▶ Work to complete:
Write out the records word for word, from their first line through the line containing "feature-select-placeholder: - Select", including both of those lines.

--- Begin ---

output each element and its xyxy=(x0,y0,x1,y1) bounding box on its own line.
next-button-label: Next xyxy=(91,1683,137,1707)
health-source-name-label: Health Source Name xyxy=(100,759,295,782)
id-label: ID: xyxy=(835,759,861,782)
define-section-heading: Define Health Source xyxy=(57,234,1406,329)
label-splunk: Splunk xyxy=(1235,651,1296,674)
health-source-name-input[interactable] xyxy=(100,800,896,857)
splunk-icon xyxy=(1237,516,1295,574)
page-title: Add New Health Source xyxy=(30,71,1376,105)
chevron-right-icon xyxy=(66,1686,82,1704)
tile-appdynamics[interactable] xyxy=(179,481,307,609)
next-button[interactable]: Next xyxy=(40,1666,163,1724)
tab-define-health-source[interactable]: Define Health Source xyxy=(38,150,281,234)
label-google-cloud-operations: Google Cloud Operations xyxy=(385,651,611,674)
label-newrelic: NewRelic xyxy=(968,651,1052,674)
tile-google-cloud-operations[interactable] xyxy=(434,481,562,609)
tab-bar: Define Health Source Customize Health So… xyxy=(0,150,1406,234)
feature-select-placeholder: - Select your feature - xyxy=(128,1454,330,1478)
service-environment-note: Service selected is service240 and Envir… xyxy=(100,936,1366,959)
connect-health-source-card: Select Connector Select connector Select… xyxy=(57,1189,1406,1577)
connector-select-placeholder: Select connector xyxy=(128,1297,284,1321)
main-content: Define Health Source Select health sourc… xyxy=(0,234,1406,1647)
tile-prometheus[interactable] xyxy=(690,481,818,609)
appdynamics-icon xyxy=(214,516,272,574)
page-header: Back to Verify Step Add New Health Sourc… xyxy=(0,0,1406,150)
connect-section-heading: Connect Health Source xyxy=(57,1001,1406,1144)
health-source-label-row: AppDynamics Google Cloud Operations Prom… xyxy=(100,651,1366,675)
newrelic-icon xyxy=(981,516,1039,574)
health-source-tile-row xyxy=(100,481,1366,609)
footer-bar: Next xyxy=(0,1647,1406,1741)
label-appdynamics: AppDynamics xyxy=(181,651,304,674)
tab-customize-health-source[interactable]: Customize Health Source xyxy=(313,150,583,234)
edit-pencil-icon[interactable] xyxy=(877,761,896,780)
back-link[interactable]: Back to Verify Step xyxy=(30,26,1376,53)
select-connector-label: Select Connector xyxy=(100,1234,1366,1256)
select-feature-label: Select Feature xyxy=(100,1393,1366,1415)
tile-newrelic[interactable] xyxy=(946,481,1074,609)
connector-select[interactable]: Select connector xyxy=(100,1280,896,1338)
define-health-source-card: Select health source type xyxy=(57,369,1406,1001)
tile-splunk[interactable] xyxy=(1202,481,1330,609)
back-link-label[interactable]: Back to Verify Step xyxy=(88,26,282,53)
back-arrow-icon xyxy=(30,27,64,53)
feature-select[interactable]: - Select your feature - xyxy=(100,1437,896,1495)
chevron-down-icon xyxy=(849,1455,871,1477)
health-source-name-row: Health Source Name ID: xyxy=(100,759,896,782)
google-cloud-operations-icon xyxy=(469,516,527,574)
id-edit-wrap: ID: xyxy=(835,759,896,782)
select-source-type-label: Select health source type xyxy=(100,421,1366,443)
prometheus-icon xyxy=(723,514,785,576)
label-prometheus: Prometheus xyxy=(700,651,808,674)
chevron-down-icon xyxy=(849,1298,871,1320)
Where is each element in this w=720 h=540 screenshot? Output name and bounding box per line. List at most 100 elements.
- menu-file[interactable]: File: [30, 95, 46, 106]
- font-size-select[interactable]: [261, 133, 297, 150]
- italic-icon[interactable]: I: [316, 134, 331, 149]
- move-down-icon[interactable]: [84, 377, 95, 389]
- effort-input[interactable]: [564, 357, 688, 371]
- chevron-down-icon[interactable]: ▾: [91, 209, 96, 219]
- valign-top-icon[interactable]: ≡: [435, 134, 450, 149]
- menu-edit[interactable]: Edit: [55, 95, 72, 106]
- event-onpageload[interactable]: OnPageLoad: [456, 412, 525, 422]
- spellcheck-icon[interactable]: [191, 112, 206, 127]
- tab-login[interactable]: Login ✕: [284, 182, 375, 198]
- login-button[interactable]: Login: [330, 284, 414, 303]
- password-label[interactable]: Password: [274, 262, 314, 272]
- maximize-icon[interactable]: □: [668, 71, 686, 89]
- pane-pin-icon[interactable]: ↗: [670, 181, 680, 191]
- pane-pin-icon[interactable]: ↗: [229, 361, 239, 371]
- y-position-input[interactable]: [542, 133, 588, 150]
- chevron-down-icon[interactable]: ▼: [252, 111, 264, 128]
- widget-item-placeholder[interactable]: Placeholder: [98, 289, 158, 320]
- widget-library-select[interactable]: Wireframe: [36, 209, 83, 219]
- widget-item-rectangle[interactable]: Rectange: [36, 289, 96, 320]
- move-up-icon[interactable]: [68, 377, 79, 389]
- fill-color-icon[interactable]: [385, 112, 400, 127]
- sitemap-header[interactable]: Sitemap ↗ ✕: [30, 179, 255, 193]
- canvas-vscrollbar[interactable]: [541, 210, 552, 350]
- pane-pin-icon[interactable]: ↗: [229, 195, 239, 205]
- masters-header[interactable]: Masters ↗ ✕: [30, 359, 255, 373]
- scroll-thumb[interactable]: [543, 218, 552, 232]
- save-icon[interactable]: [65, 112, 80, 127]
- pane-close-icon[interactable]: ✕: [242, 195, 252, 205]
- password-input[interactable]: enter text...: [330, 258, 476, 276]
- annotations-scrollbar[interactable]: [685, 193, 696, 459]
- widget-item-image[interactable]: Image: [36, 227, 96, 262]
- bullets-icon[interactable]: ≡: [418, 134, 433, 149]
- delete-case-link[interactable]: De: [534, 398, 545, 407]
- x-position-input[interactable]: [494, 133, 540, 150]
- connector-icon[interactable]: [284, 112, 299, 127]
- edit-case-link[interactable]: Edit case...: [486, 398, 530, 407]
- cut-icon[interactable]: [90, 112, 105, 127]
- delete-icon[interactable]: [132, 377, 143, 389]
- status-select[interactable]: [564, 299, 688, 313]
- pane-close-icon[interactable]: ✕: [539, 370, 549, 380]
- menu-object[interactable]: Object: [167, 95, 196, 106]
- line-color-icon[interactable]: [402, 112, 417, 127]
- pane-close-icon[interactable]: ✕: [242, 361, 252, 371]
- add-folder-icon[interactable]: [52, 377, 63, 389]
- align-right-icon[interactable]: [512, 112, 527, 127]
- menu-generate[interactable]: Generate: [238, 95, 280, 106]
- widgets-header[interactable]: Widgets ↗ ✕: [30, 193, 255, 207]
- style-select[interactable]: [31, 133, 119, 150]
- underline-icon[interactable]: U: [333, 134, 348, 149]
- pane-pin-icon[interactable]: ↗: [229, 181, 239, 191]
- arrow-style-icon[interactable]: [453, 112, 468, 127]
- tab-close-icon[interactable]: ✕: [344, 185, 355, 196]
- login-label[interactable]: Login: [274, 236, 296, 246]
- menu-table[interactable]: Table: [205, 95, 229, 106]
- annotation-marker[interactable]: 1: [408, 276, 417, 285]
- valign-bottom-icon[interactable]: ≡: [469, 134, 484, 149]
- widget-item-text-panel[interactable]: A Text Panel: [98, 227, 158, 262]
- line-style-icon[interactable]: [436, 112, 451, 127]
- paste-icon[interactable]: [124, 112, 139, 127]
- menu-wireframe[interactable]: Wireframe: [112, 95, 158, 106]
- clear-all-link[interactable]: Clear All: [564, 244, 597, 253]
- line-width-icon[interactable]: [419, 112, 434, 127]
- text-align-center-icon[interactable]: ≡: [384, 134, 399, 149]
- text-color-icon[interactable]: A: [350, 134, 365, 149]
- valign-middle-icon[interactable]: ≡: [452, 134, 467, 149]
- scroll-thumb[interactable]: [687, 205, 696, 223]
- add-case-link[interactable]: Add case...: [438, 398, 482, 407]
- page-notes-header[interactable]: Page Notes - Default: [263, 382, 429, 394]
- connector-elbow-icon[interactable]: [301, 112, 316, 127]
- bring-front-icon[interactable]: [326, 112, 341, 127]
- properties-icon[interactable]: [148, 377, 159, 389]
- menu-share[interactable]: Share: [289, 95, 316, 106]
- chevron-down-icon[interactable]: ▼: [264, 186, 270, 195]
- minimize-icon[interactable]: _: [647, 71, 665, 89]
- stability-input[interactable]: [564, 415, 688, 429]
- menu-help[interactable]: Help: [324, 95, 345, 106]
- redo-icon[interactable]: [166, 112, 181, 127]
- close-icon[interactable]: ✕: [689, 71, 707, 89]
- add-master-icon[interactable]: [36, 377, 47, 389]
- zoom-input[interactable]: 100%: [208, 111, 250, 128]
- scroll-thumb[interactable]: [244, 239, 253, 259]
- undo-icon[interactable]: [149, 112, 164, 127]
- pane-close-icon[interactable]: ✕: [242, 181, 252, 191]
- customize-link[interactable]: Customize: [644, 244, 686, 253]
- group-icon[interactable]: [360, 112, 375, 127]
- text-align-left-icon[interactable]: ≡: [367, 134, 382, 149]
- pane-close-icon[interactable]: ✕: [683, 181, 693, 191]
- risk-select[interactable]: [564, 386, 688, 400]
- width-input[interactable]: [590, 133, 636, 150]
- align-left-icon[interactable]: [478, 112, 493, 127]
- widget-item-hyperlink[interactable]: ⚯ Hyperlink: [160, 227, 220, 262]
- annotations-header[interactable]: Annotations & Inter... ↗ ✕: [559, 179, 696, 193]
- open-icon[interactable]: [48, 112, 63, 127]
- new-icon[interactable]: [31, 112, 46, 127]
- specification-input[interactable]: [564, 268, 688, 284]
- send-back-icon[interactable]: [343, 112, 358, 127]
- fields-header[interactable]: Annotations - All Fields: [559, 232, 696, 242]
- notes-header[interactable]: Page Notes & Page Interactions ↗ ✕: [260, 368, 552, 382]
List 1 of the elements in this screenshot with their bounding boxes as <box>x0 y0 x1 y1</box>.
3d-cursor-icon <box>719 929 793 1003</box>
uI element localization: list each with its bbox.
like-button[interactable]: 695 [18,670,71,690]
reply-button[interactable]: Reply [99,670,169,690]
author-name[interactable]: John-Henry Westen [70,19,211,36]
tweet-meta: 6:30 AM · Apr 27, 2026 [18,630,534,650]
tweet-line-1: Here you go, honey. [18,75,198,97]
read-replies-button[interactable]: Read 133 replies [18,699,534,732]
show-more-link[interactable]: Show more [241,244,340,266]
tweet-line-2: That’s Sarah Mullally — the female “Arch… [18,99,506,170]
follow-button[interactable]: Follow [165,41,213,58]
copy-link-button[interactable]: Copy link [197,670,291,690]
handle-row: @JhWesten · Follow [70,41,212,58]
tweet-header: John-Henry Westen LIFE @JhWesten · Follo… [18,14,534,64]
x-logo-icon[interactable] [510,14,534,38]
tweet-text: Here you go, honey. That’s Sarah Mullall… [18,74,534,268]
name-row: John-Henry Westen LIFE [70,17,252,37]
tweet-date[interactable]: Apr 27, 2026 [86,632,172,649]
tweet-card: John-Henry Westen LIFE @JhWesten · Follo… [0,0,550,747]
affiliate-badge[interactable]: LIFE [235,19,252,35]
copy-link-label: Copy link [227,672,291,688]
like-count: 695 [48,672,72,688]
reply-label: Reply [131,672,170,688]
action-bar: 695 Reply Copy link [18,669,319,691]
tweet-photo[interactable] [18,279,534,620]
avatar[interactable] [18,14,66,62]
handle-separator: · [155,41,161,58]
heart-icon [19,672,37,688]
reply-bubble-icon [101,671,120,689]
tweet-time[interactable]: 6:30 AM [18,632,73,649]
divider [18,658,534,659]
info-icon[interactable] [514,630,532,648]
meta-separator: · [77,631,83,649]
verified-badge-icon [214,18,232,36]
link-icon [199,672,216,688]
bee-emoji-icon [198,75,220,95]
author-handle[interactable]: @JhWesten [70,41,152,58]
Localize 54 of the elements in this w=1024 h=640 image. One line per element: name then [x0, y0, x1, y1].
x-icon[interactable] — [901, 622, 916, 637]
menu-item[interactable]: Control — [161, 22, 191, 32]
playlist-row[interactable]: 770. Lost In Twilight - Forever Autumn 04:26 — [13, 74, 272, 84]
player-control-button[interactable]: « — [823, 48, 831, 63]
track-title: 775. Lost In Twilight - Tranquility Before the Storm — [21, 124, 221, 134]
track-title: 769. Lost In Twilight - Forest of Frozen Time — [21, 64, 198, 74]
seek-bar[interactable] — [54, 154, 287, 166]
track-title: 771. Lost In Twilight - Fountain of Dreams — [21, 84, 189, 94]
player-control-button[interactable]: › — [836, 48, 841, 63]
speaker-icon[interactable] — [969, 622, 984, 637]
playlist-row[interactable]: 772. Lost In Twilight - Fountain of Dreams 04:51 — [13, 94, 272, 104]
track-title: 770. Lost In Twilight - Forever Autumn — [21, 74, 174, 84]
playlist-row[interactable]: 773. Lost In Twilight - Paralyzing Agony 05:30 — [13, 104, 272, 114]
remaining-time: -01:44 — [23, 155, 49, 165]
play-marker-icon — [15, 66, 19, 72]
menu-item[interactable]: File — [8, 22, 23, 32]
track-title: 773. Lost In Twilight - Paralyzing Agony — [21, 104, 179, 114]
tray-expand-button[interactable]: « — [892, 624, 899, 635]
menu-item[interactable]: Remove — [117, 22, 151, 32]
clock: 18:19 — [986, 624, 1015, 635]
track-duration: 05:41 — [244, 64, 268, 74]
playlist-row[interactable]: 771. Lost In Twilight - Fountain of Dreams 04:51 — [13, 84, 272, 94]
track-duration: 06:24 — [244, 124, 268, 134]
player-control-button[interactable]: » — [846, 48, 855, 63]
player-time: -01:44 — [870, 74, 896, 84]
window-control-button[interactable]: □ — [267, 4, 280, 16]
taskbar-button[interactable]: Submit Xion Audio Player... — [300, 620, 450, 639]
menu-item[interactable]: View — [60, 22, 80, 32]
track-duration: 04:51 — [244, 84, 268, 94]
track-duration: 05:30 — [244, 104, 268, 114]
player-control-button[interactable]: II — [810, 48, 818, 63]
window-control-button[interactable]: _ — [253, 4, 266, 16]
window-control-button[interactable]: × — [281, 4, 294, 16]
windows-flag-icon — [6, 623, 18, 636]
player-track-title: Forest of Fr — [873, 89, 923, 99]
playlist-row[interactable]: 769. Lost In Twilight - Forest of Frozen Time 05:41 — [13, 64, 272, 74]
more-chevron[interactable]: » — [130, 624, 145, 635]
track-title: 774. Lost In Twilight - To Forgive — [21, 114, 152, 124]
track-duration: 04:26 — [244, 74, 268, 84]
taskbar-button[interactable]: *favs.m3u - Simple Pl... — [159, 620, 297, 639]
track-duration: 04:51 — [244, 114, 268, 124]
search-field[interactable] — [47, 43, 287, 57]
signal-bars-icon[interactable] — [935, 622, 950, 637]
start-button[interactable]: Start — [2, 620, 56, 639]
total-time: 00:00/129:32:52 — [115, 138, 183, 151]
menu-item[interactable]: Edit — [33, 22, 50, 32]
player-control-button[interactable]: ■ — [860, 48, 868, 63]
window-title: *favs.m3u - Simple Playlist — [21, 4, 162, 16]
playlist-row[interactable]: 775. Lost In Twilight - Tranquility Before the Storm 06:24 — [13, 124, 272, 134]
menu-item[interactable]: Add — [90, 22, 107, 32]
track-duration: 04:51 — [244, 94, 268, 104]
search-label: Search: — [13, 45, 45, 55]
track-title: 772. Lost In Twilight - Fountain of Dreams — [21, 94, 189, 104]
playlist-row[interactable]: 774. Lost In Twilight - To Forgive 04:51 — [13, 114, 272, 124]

--- End ---

▶ Answer to this exercise:
output each element and its xyxy=(x0,y0,x1,y1) bounding box on its own line.
next-button-label: Next xyxy=(91,1683,137,1707)
health-source-name-label: Health Source Name xyxy=(100,759,295,782)
id-label: ID: xyxy=(835,759,861,782)
define-section-heading: Define Health Source xyxy=(57,234,1406,329)
label-splunk: Splunk xyxy=(1235,651,1296,674)
health-source-name-input[interactable] xyxy=(100,800,896,857)
splunk-icon xyxy=(1237,516,1295,574)
page-title: Add New Health Source xyxy=(30,71,1376,105)
chevron-right-icon xyxy=(66,1686,82,1704)
tile-appdynamics[interactable] xyxy=(179,481,307,609)
next-button[interactable]: Next xyxy=(40,1666,163,1724)
tab-define-health-source[interactable]: Define Health Source xyxy=(38,150,281,234)
label-google-cloud-operations: Google Cloud Operations xyxy=(385,651,611,674)
label-newrelic: NewRelic xyxy=(968,651,1052,674)
tile-google-cloud-operations[interactable] xyxy=(434,481,562,609)
tab-bar: Define Health Source Customize Health So… xyxy=(0,150,1406,234)
feature-select-placeholder: - Select your feature - xyxy=(128,1454,330,1478)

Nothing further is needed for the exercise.